• _Directions_:
Reproduce the entries in full, with no changes.

# Start of Input material

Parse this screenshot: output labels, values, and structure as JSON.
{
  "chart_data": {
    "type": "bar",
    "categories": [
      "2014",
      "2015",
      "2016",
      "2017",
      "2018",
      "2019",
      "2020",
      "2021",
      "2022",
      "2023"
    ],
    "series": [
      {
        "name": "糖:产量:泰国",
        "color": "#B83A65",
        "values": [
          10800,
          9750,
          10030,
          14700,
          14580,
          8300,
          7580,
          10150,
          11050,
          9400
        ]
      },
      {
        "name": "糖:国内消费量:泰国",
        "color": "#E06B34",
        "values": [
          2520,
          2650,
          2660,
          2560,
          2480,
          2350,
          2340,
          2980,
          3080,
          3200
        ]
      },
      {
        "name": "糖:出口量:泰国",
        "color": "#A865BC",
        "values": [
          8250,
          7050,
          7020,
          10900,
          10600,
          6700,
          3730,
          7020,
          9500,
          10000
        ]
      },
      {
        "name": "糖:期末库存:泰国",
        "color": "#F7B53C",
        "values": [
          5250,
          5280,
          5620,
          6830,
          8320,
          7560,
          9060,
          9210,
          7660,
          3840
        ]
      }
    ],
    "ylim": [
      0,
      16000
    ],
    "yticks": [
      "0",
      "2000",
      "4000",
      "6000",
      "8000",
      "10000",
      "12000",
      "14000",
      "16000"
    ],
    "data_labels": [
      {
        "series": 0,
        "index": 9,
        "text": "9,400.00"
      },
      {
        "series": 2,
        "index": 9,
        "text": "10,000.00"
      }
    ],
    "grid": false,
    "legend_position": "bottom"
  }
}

# End of Input material

• _Solution_:
Parse this screenshot: output labels, values, and structure as JSON.
{
  "chart_data": {
    "type": "bar",
    "categories": [
      "2014",
      "2015",
      "2016",
      "2017",
      "2018",
      "2019",
      "2020",
      "2021",
      "2022",
      "2023"
    ],
    "series": [
      {
        "name": "糖:产量:泰国",
        "color": "#B83A65",
        "values": [
          10800,
          9750,
          10030,
          14700,
          14580,
          8300,
          7580,
          10150,
          11050,
          9400
        ]
      },
      {
        "name": "糖:国内消费量:泰国",
        "color": "#E06B34",
        "values": [
          2520,
          2650,
          2660,
          2560,
          2480,
          2350,
          2340,
          2980,
          3080,
          3200
        ]
      },
      {
        "name": "糖:出口量:泰国",
        "color": "#A865BC",
        "values": [
          8250,
          7050,
          7020,
          10900,
          10600,
          6700,
          3730,
          7020,
          9500,
          10000
        ]
      },
      {
        "name": "糖:期末库存:泰国",
        "color": "#F7B53C",
        "values": [
          5250,
          5280,
          5620,
          6830,
          8320,
          7560,
          9060,
          9210,
          7660,
          3840
        ]
      }
    ],
    "ylim": [
      0,
      16000
    ],
    "yticks": [
      "0",
      "2000",
      "4000",
      "6000",
      "8000",
      "10000",
      "12000",
      "14000",
      "16000"
    ],
    "data_labels": [
      {
        "series": 0,
        "index": 9,
        "text": "9,400.00"
      },
      {
        "series": 2,
        "index": 9,
        "text": "10,000.00"
      }
    ],
    "grid": false,
    "legend_position": "bottom"
  }
}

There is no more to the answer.